> **DIRECTIONS FOR THIS TASK**: Give the count of lines in the data that include "also", with no other words.
╭─ RECORDS SHOWN
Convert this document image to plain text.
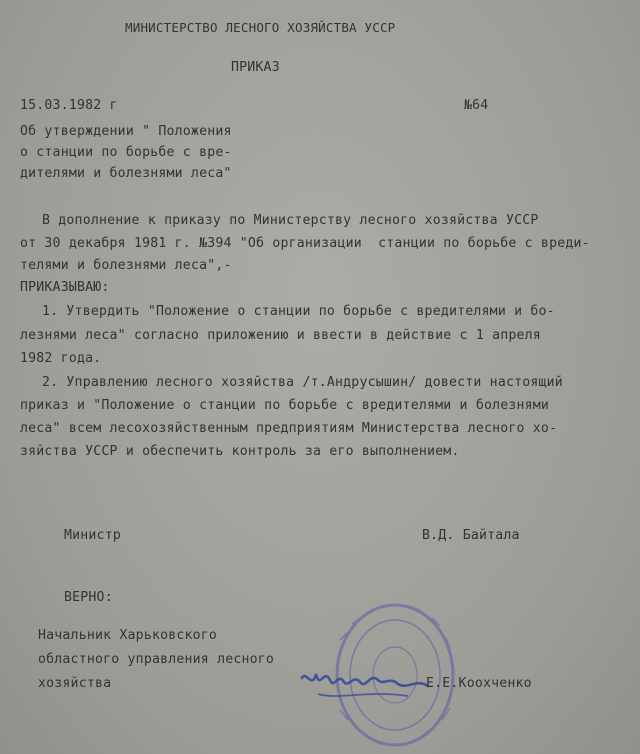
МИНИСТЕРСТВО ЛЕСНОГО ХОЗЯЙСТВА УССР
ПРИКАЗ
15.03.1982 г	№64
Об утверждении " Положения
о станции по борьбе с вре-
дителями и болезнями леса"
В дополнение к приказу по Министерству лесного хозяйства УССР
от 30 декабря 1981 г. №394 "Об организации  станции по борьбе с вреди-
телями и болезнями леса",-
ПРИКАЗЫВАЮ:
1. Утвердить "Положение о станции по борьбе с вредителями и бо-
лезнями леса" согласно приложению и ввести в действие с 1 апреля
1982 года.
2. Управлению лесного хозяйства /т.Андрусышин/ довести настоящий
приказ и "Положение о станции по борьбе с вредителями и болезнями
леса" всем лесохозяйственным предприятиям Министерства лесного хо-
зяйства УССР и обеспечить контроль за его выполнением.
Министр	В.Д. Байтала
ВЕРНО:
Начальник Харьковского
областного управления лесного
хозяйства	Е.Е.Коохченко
╰─
╭─ RECORDS SHOWN
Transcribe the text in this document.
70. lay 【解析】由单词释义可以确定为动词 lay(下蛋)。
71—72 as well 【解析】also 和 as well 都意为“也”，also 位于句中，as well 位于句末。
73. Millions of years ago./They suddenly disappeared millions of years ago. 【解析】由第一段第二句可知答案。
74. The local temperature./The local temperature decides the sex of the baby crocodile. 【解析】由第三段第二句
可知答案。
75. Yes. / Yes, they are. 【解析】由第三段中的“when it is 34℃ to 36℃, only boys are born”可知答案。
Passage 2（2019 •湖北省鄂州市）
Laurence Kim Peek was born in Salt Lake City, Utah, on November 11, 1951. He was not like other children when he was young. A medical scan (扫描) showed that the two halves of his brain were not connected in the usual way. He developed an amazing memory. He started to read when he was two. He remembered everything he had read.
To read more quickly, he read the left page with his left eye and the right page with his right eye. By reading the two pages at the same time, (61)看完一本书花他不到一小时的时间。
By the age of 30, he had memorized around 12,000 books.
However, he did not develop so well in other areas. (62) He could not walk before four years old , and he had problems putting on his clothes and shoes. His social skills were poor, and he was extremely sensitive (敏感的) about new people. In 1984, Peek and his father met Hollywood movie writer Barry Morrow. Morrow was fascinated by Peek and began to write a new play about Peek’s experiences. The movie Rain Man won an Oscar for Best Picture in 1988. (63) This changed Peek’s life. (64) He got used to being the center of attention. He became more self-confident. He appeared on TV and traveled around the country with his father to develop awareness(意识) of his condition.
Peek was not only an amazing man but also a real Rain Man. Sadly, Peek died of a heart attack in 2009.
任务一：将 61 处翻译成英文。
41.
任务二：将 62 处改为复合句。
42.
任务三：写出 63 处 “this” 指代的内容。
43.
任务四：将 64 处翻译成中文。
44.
╰─
> **TASK RESPONSE**: 2